- INPUT DATA -
** begin **

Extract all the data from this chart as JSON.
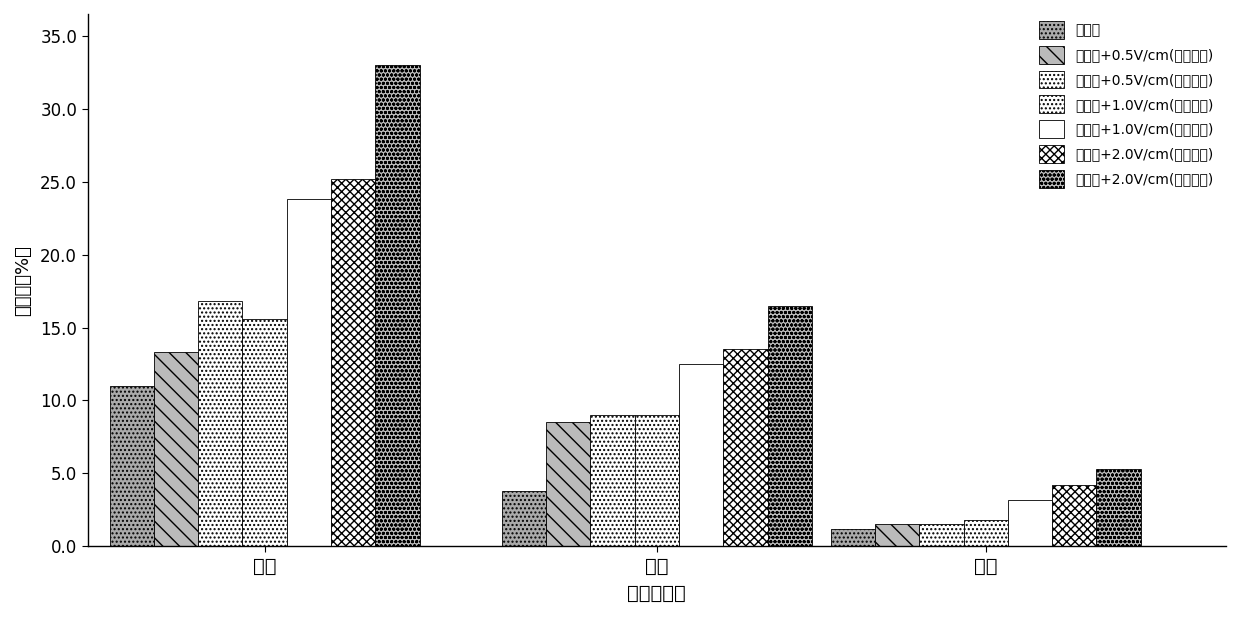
{
  "categories": [
    "烷烃",
    "芳烃",
    "胶质"
  ],
  "series": [
    {
      "label": "微生物",
      "values": [
        11.0,
        3.8,
        1.2
      ],
      "hatch": "....",
      "fc": "#aaaaaa"
    },
    {
      "label": "微生物+0.5V/cm(单向电场)",
      "values": [
        13.3,
        8.5,
        1.5
      ],
      "hatch": "\\\\",
      "fc": "#cccccc"
    },
    {
      "label": "微生物+0.5V/cm(切换电场)",
      "values": [
        16.8,
        9.0,
        1.5
      ],
      "hatch": "....",
      "fc": "#ffffff"
    },
    {
      "label": "微生物+1.0V/cm(单向电场)",
      "values": [
        15.6,
        9.0,
        1.8
      ],
      "hatch": "....",
      "fc": "#ffffff"
    },
    {
      "label": "微生物+1.0V/cm(切换电场)",
      "values": [
        23.8,
        12.5,
        3.2
      ],
      "hatch": "NNNN",
      "fc": "#ffffff"
    },
    {
      "label": "微生物+2.0V/cm(单向电场)",
      "values": [
        25.2,
        13.5,
        4.2
      ],
      "hatch": "xxxx",
      "fc": "#ffffff"
    },
    {
      "label": "微生物+2.0V/cm(切换电场)",
      "values": [
        33.0,
        16.5,
        5.3
      ],
      "hatch": "oooo",
      "fc": "#cccccc"
    }
  ],
  "ylabel": "去除率（%）",
  "xlabel": "石油烃组分",
  "ylim_max": 36.5,
  "ytick_vals": [
    0.0,
    5.0,
    10.0,
    15.0,
    20.0,
    25.0,
    30.0,
    35.0
  ],
  "group_centers": [
    0.42,
    1.35,
    2.13
  ],
  "bar_width": 0.105,
  "xlim": [
    0.0,
    2.7
  ]
}
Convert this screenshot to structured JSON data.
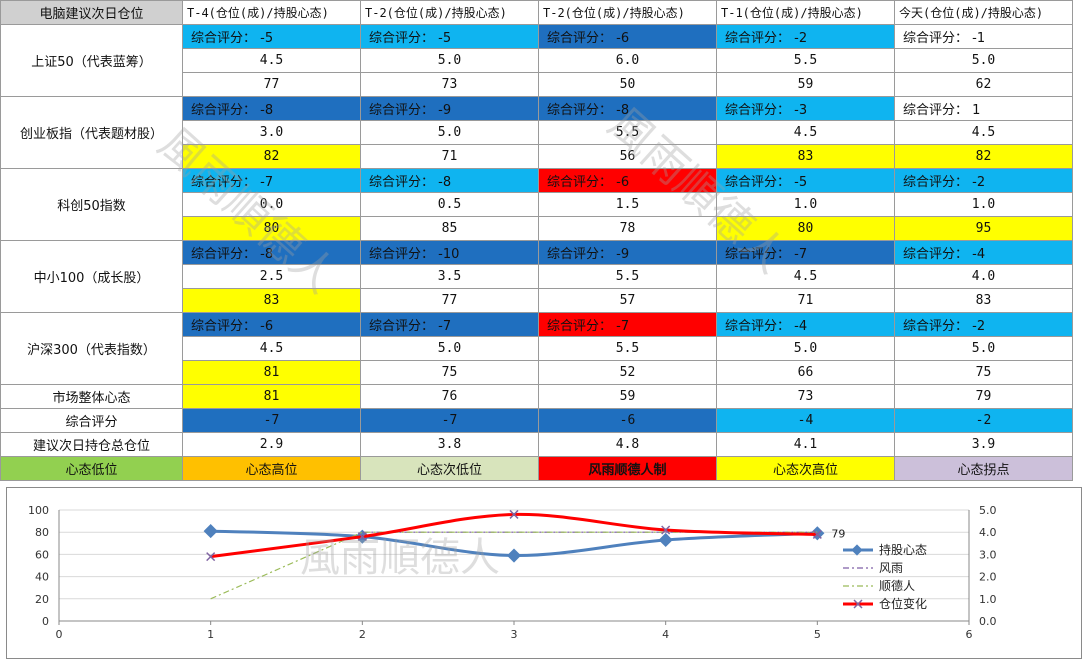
{
  "table": {
    "corner": "电脑建议次日仓位",
    "columns": [
      "T-4(仓位(成)/持股心态)",
      "T-2(仓位(成)/持股心态)",
      "T-2(仓位(成)/持股心态)",
      "T-1(仓位(成)/持股心态)",
      "今天(仓位(成)/持股心态)"
    ],
    "groups": [
      {
        "label": "上证50（代表蓝筹）",
        "scores": [
          "综合评分： -5",
          "综合评分： -5",
          "综合评分： -6",
          "综合评分： -2",
          "综合评分： -1"
        ],
        "score_colors": [
          "light",
          "light",
          "dark",
          "light",
          "white"
        ],
        "positions": [
          "4.5",
          "5.0",
          "6.0",
          "5.5",
          "5.0"
        ],
        "moods": [
          "77",
          "73",
          "50",
          "59",
          "62"
        ],
        "mood_colors": [
          "white",
          "white",
          "white",
          "white",
          "white"
        ]
      },
      {
        "label": "创业板指（代表题材股）",
        "scores": [
          "综合评分： -8",
          "综合评分： -9",
          "综合评分： -8",
          "综合评分： -3",
          "综合评分： 1"
        ],
        "score_colors": [
          "dark",
          "dark",
          "dark",
          "light",
          "white"
        ],
        "positions": [
          "3.0",
          "5.0",
          "5.5",
          "4.5",
          "4.5"
        ],
        "moods": [
          "82",
          "71",
          "56",
          "83",
          "82"
        ],
        "mood_colors": [
          "yellow",
          "white",
          "white",
          "yellow",
          "yellow"
        ]
      },
      {
        "label": "科创50指数",
        "scores": [
          "综合评分： -7",
          "综合评分： -8",
          "综合评分： -6",
          "综合评分： -5",
          "综合评分： -2"
        ],
        "score_colors": [
          "light",
          "light",
          "red",
          "light",
          "light"
        ],
        "positions": [
          "0.0",
          "0.5",
          "1.5",
          "1.0",
          "1.0"
        ],
        "moods": [
          "80",
          "85",
          "78",
          "80",
          "95"
        ],
        "mood_colors": [
          "yellow",
          "white",
          "white",
          "yellow",
          "yellow"
        ]
      },
      {
        "label": "中小100（成长股）",
        "scores": [
          "综合评分： -8",
          "综合评分： -10",
          "综合评分： -9",
          "综合评分： -7",
          "综合评分： -4"
        ],
        "score_colors": [
          "dark",
          "dark",
          "dark",
          "dark",
          "light"
        ],
        "positions": [
          "2.5",
          "3.5",
          "5.5",
          "4.5",
          "4.0"
        ],
        "moods": [
          "83",
          "77",
          "57",
          "71",
          "83"
        ],
        "mood_colors": [
          "yellow",
          "white",
          "white",
          "white",
          "white"
        ]
      },
      {
        "label": "沪深300（代表指数）",
        "scores": [
          "综合评分： -6",
          "综合评分： -7",
          "综合评分： -7",
          "综合评分： -4",
          "综合评分： -2"
        ],
        "score_colors": [
          "dark",
          "dark",
          "red",
          "light",
          "light"
        ],
        "positions": [
          "4.5",
          "5.0",
          "5.5",
          "5.0",
          "5.0"
        ],
        "moods": [
          "81",
          "75",
          "52",
          "66",
          "75"
        ],
        "mood_colors": [
          "yellow",
          "white",
          "white",
          "white",
          "white"
        ]
      }
    ],
    "summary": [
      {
        "label": "市场整体心态",
        "values": [
          "81",
          "76",
          "59",
          "73",
          "79"
        ],
        "colors": [
          "yellow",
          "white",
          "white",
          "white",
          "white"
        ]
      },
      {
        "label": "综合评分",
        "values": [
          "-7",
          "-7",
          "-6",
          "-4",
          "-2"
        ],
        "colors": [
          "dark",
          "dark",
          "dark",
          "light",
          "light"
        ]
      },
      {
        "label": "建议次日持仓总仓位",
        "values": [
          "2.9",
          "3.8",
          "4.8",
          "4.1",
          "3.9"
        ],
        "colors": [
          "white",
          "white",
          "white",
          "white",
          "white"
        ]
      }
    ],
    "legend": [
      "心态低位",
      "心态高位",
      "心态次低位",
      "风雨顺德人制",
      "心态次高位",
      "心态拐点"
    ]
  },
  "colors": {
    "dark": "#1f6fbf",
    "light": "#0fb4f0",
    "yellow": "#ffff00",
    "white": "#ffffff",
    "red": "#ff0000",
    "mood_line": "#4f81bd",
    "position_line": "#ff0000",
    "aux1": "#7f5fa8",
    "aux2": "#9bbb59"
  },
  "watermark": "風雨順德人",
  "chart_data": {
    "type": "line",
    "x": [
      1,
      2,
      3,
      4,
      5
    ],
    "xlim": [
      0,
      6
    ],
    "xticks": [
      "0",
      "1",
      "2",
      "3",
      "4",
      "5",
      "6"
    ],
    "ylim_left": [
      0,
      100
    ],
    "yticks_left": [
      "0",
      "20",
      "40",
      "60",
      "80",
      "100"
    ],
    "ylim_right": [
      0,
      5
    ],
    "yticks_right": [
      "0.0",
      "1.0",
      "2.0",
      "3.0",
      "4.0",
      "5.0"
    ],
    "series": [
      {
        "name": "持股心态",
        "axis": "left",
        "values": [
          81,
          76,
          59,
          73,
          79
        ],
        "color": "#4f81bd",
        "style": "solid-diamond"
      },
      {
        "name": "风雨",
        "axis": "right",
        "values": [
          null,
          4.0,
          4.0,
          4.0,
          4.0
        ],
        "color": "#7f5fa8",
        "style": "dashdot"
      },
      {
        "name": "顺德人",
        "axis": "right",
        "values": [
          1.0,
          4.0,
          4.0,
          4.0,
          4.0
        ],
        "color": "#9bbb59",
        "style": "dashdot"
      },
      {
        "name": "仓位变化",
        "axis": "right",
        "values": [
          2.9,
          3.8,
          4.8,
          4.1,
          3.9
        ],
        "color": "#ff0000",
        "style": "smooth-x"
      }
    ],
    "data_label": "79",
    "legend_position": "right"
  }
}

** end **

- INSTRUCTION -
Print all of the records shown above exactly, leaving out each picture.

- RESPONSE -
Extract all the data from this chart as JSON.
{
  "categories": [
    "烷烃",
    "芳烃",
    "胶质"
  ],
  "series": [
    {
      "label": "微生物",
      "values": [
        11.0,
        3.8,
        1.2
      ],
      "hatch": "....",
      "fc": "#aaaaaa"
    },
    {
      "label": "微生物+0.5V/cm(单向电场)",
      "values": [
        13.3,
        8.5,
        1.5
      ],
      "hatch": "\\\\",
      "fc": "#cccccc"
    },
    {
      "label": "微生物+0.5V/cm(切换电场)",
      "values": [
        16.8,
        9.0,
        1.5
      ],
      "hatch": "....",
      "fc": "#ffffff"
    },
    {
      "label": "微生物+1.0V/cm(单向电场)",
      "values": [
        15.6,
        9.0,
        1.8
      ],
      "hatch": "....",
      "fc": "#ffffff"
    },
    {
      "label": "微生物+1.0V/cm(切换电场)",
      "values": [
        23.8,
        12.5,
        3.2
      ],
      "hatch": "NNNN",
      "fc": "#ffffff"
    },
    {
      "label": "微生物+2.0V/cm(单向电场)",
      "values": [
        25.2,
        13.5,
        4.2
      ],
      "hatch": "xxxx",
      "fc": "#ffffff"
    },
    {
      "label": "微生物+2.0V/cm(切换电场)",
      "values": [
        33.0,
        16.5,
        5.3
      ],
      "hatch": "oooo",
      "fc": "#cccccc"
    }
  ],
  "ylabel": "去除率（%）",
  "xlabel": "石油烃组分",
  "ylim_max": 36.5,
  "ytick_vals": [
    0.0,
    5.0,
    10.0,
    15.0,
    20.0,
    25.0,
    30.0,
    35.0
  ],
  "group_centers": [
    0.42,
    1.35,
    2.13
  ],
  "bar_width": 0.105,
  "xlim": [
    0.0,
    2.7
  ]
}
Convert this screenshot to structured JSON data.
{
  "table": {
    "corner": "电脑建议次日仓位",
    "columns": [
      "T-4(仓位(成)/持股心态)",
      "T-2(仓位(成)/持股心态)",
      "T-2(仓位(成)/持股心态)",
      "T-1(仓位(成)/持股心态)",
      "今天(仓位(成)/持股心态)"
    ],
    "groups": [
      {
        "label": "上证50（代表蓝筹）",
        "scores": [
          "综合评分： -5",
          "综合评分： -5",
          "综合评分： -6",
          "综合评分： -2",
          "综合评分： -1"
        ],
        "score_colors": [
          "light",
          "light",
          "dark",
          "light",
          "white"
        ],
        "positions": [
          "4.5",
          "5.0",
          "6.0",
          "5.5",
          "5.0"
        ],
        "moods": [
          "77",
          "73",
          "50",
          "59",
          "62"
        ],
        "mood_colors": [
          "white",
          "white",
          "white",
          "white",
          "white"
        ]
      },
      {
        "label": "创业板指（代表题材股）",
        "scores": [
          "综合评分： -8",
          "综合评分： -9",
          "综合评分： -8",
          "综合评分： -3",
          "综合评分： 1"
        ],
        "score_colors": [
          "dark",
          "dark",
          "dark",
          "light",
          "white"
        ],
        "positions": [
          "3.0",
          "5.0",
          "5.5",
          "4.5",
          "4.5"
        ],
        "moods": [
          "82",
          "71",
          "56",
          "83",
          "82"
        ],
        "mood_colors": [
          "yellow",
          "white",
          "white",
          "yellow",
          "yellow"
        ]
      },
      {
        "label": "科创50指数",
        "scores": [
          "综合评分： -7",
          "综合评分： -8",
          "综合评分： -6",
          "综合评分： -5",
          "综合评分： -2"
        ],
        "score_colors": [
          "light",
          "light",
          "red",
          "light",
          "light"
        ],
        "positions": [
          "0.0",
          "0.5",
          "1.5",
          "1.0",
          "1.0"
        ],
        "moods": [
          "80",
          "85",
          "78",
          "80",
          "95"
        ],
        "mood_colors": [
          "yellow",
          "white",
          "white",
          "yellow",
          "yellow"
        ]
      },
      {
        "label": "中小100（成长股）",
        "scores": [
          "综合评分： -8",
          "综合评分： -10",
          "综合评分： -9",
          "综合评分： -7",
          "综合评分： -4"
        ],
        "score_colors": [
          "dark",
          "dark",
          "dark",
          "dark",
          "light"
        ],
        "positions": [
          "2.5",
          "3.5",
          "5.5",
          "4.5",
          "4.0"
        ],
        "moods": [
          "83",
          "77",
          "57",
          "71",
          "83"
        ],
        "mood_colors": [
          "yellow",
          "white",
          "white",
          "white",
          "white"
        ]
      },
      {
        "label": "沪深300（代表指数）",
        "scores": [
          "综合评分： -6",
          "综合评分： -7",
          "综合评分： -7",
          "综合评分： -4",
          "综合评分： -2"
        ],
        "score_colors": [
          "dark",
          "dark",
          "red",
          "light",
          "light"
        ],
        "positions": [
          "4.5",
          "5.0",
          "5.5",
          "5.0",
          "5.0"
        ],
        "moods": [
          "81",
          "75",
          "52",
          "66",
          "75"
        ],
        "mood_colors": [
          "yellow",
          "white",
          "white",
          "white",
          "white"
        ]
      }
    ],
    "summary": [
      {
        "label": "市场整体心态",
        "values": [
          "81",
          "76",
          "59",
          "73",
          "79"
        ],
        "colors": [
          "yellow",
          "white",
          "white",
          "white",
          "white"
        ]
      },
      {
        "label": "综合评分",
        "values": [
          "-7",
          "-7",
          "-6",
          "-4",
          "-2"
        ],
        "colors": [
          "dark",
          "dark",
          "dark",
          "light",
          "light"
        ]
      },
      {
        "label": "建议次日持仓总仓位",
        "values": [
          "2.9",
          "3.8",
          "4.8",
          "4.1",
          "3.9"
        ],
        "colors": [
          "white",
          "white",
          "white",
          "white",
          "white"
        ]
      }
    ],
    "legend": [
      "心态低位",
      "心态高位",
      "心态次低位",
      "风雨顺德人制",
      "心态次高位",
      "心态拐点"
    ]
  },
  "colors": {
    "dark": "#1f6fbf",
    "light": "#0fb4f0",
    "yellow": "#ffff00",
    "white": "#ffffff",
    "red": "#ff0000",
    "mood_line": "#4f81bd",
    "position_line": "#ff0000",
    "aux1": "#7f5fa8",
    "aux2": "#9bbb59"
  },
  "watermark": "風雨順德人",
  "chart_data": {
    "type": "line",
    "x": [
      1,
      2,
      3,
      4,
      5
    ],
    "xlim": [
      0,
      6
    ],
    "xticks": [
      "0",
      "1",
      "2",
      "3",
      "4",
      "5",
      "6"
    ],
    "ylim_left": [
      0,
      100
    ],
    "yticks_left": [
      "0",
      "20",
      "40",
      "60",
      "80",
      "100"
    ],
    "ylim_right": [
      0,
      5
    ],
    "yticks_right": [
      "0.0",
      "1.0",
      "2.0",
      "3.0",
      "4.0",
      "5.0"
    ],
    "series": [
      {
        "name": "持股心态",
        "axis": "left",
        "values": [
          81,
          76,
          59,
          73,
          79
        ],
        "color": "#4f81bd",
        "style": "solid-diamond"
      },
      {
        "name": "风雨",
        "axis": "right",
        "values": [
          null,
          4.0,
          4.0,
          4.0,
          4.0
        ],
        "color": "#7f5fa8",
        "style": "dashdot"
      },
      {
        "name": "顺德人",
        "axis": "right",
        "values": [
          1.0,
          4.0,
          4.0,
          4.0,
          4.0
        ],
        "color": "#9bbb59",
        "style": "dashdot"
      },
      {
        "name": "仓位变化",
        "axis": "right",
        "values": [
          2.9,
          3.8,
          4.8,
          4.1,
          3.9
        ],
        "color": "#ff0000",
        "style": "smooth-x"
      }
    ],
    "data_label": "79",
    "legend_position": "right"
  }
}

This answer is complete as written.